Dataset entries
------------------------
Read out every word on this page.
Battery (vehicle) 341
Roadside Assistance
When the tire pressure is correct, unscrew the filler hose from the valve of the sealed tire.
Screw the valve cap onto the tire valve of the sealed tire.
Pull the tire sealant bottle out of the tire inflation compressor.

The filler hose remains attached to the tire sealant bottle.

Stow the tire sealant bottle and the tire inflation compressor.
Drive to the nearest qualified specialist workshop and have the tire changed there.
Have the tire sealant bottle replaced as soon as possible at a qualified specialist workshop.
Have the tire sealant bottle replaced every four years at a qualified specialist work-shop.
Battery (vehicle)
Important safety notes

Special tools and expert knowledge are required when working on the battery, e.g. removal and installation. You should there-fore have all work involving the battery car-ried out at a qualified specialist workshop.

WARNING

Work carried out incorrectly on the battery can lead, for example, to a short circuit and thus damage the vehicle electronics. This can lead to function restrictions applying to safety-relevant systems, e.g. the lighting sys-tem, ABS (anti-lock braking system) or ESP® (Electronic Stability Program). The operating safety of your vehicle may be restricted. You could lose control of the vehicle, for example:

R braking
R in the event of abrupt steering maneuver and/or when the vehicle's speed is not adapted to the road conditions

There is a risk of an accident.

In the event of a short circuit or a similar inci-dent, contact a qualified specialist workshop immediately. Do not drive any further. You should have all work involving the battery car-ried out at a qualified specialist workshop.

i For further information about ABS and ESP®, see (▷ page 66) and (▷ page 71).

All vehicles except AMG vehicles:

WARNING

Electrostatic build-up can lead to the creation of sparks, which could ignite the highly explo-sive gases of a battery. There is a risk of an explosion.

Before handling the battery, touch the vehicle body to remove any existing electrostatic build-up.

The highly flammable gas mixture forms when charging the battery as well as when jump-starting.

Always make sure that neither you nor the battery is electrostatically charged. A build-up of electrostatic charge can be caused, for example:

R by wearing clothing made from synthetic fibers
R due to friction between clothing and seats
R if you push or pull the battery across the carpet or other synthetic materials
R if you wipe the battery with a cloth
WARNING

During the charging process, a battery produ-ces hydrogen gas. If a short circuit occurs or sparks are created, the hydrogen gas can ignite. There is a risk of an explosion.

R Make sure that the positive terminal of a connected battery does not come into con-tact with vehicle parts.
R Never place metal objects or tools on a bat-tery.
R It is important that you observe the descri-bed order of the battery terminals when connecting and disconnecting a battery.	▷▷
------------------------
[TASK STATEMENT]
Repeat the material above in full, quoting it exactly.

[ANSWER BELOW]
Read out every word on this page.
Battery (vehicle) 341
Roadside Assistance
When the tire pressure is correct, unscrew the filler hose from the valve of the sealed tire.
Screw the valve cap onto the tire valve of the sealed tire.
Pull the tire sealant bottle out of the tire inflation compressor.

The filler hose remains attached to the tire sealant bottle.

Stow the tire sealant bottle and the tire inflation compressor.
Drive to the nearest qualified specialist workshop and have the tire changed there.
Have the tire sealant bottle replaced as soon as possible at a qualified specialist workshop.
Have the tire sealant bottle replaced every four years at a qualified specialist work-shop.
Battery (vehicle)
Important safety notes

Special tools and expert knowledge are required when working on the battery, e.g. removal and installation. You should there-fore have all work involving the battery car-ried out at a qualified specialist workshop.

WARNING

Work carried out incorrectly on the battery can lead, for example, to a short circuit and thus damage the vehicle electronics. This can lead to function restrictions applying to safety-relevant systems, e.g. the lighting sys-tem, ABS (anti-lock braking system) or ESP® (Electronic Stability Program). The operating safety of your vehicle may be restricted. You could lose control of the vehicle, for example:

R braking
R in the event of abrupt steering maneuver and/or when the vehicle's speed is not adapted to the road conditions

There is a risk of an accident.

In the event of a short circuit or a similar inci-dent, contact a qualified specialist workshop immediately. Do not drive any further. You should have all work involving the battery car-ried out at a qualified specialist workshop.

i For further information about ABS and ESP®, see (▷ page 66) and (▷ page 71).

All vehicles except AMG vehicles:

WARNING

Electrostatic build-up can lead to the creation of sparks, which could ignite the highly explo-sive gases of a battery. There is a risk of an explosion.

Before handling the battery, touch the vehicle body to remove any existing electrostatic build-up.

The highly flammable gas mixture forms when charging the battery as well as when jump-starting.

Always make sure that neither you nor the battery is electrostatically charged. A build-up of electrostatic charge can be caused, for example:

R by wearing clothing made from synthetic fibers
R due to friction between clothing and seats
R if you push or pull the battery across the carpet or other synthetic materials
R if you wipe the battery with a cloth
WARNING

During the charging process, a battery produ-ces hydrogen gas. If a short circuit occurs or sparks are created, the hydrogen gas can ignite. There is a risk of an explosion.

R Make sure that the positive terminal of a connected battery does not come into con-tact with vehicle parts.
R Never place metal objects or tools on a bat-tery.
R It is important that you observe the descri-bed order of the battery terminals when connecting and disconnecting a battery.	▷▷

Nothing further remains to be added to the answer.